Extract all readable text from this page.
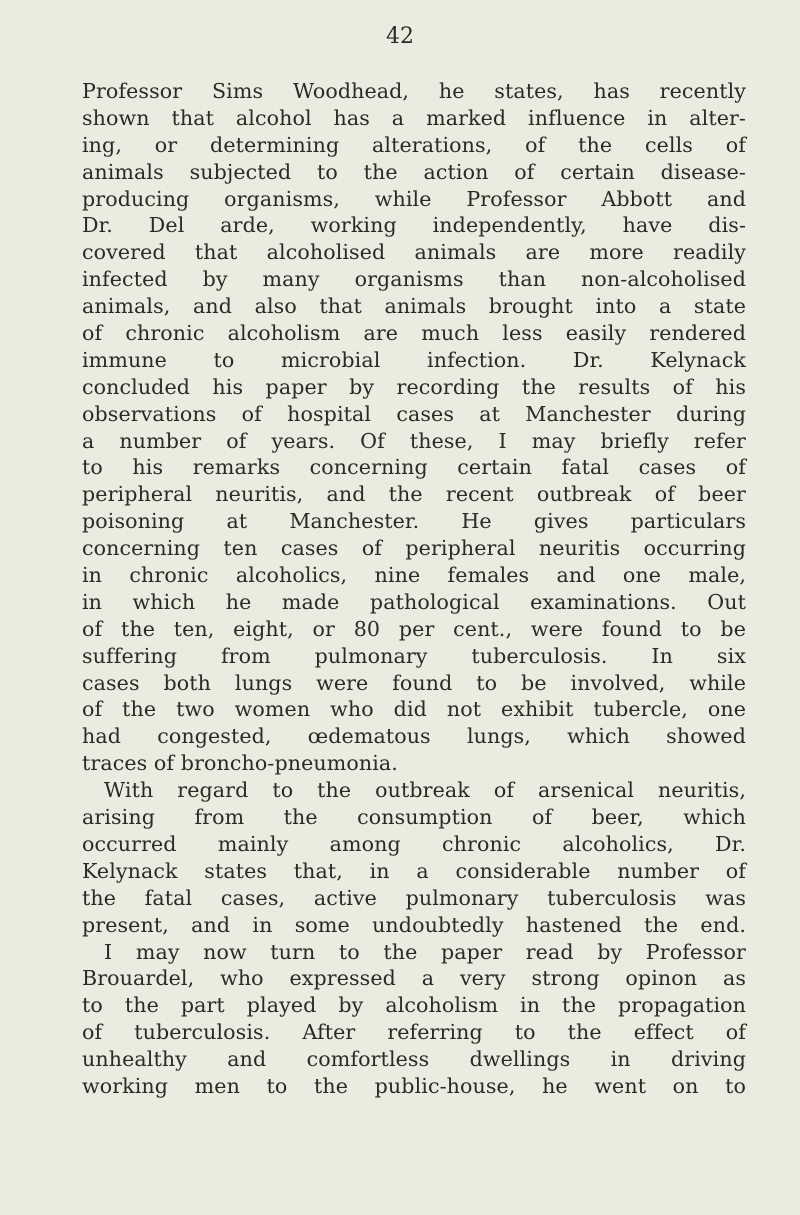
42
Professor Sims Woodhead, he states, has recently
shown that alcohol has a marked influence in alter-
ing, or determining alterations, of the cells of
animals subjected to the action of certain disease-
producing organisms, while Professor Abbott and
Dr. Del arde, working independently, have dis-
covered that alcoholised animals are more readily
infected by many organisms than non-alcoholised
animals, and also that animals brought into a state
of chronic alcoholism are much less easily rendered
immune to microbial infection. Dr. Kelynack
concluded his paper by recording the results of his
observations of hospital cases at Manchester during
a number of years. Of these, I may briefly refer
to his remarks concerning certain fatal cases of
peripheral neuritis, and the recent outbreak of beer
poisoning at Manchester. He gives particulars
concerning ten cases of peripheral neuritis occurring
in chronic alcoholics, nine females and one male,
in which he made pathological examinations. Out
of the ten, eight, or 80 per cent., were found to be
suffering from pulmonary tuberculosis. In six
cases both lungs were found to be involved, while
of the two women who did not exhibit tubercle, one
had congested, œdematous lungs, which showed
traces of broncho-pneumonia.
With regard to the outbreak of arsenical neuritis,
arising from the consumption of beer, which
occurred mainly among chronic alcoholics, Dr.
Kelynack states that, in a considerable number of
the fatal cases, active pulmonary tuberculosis was
present, and in some undoubtedly hastened the end.
I may now turn to the paper read by Professor
Brouardel, who expressed a very strong opinon as
to the part played by alcoholism in the propagation
of tuberculosis. After referring to the effect of
unhealthy and comfortless dwellings in driving
working men to the public-house, he went on to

——

Requirement: Apply a filter to the listing above so that only lines with "neuritis" are kept, and copy those lines.

Exercise output:
peripheral neuritis, and the recent outbreak of beer
concerning ten cases of peripheral neuritis occurring
With regard to the outbreak of arsenical neuritis,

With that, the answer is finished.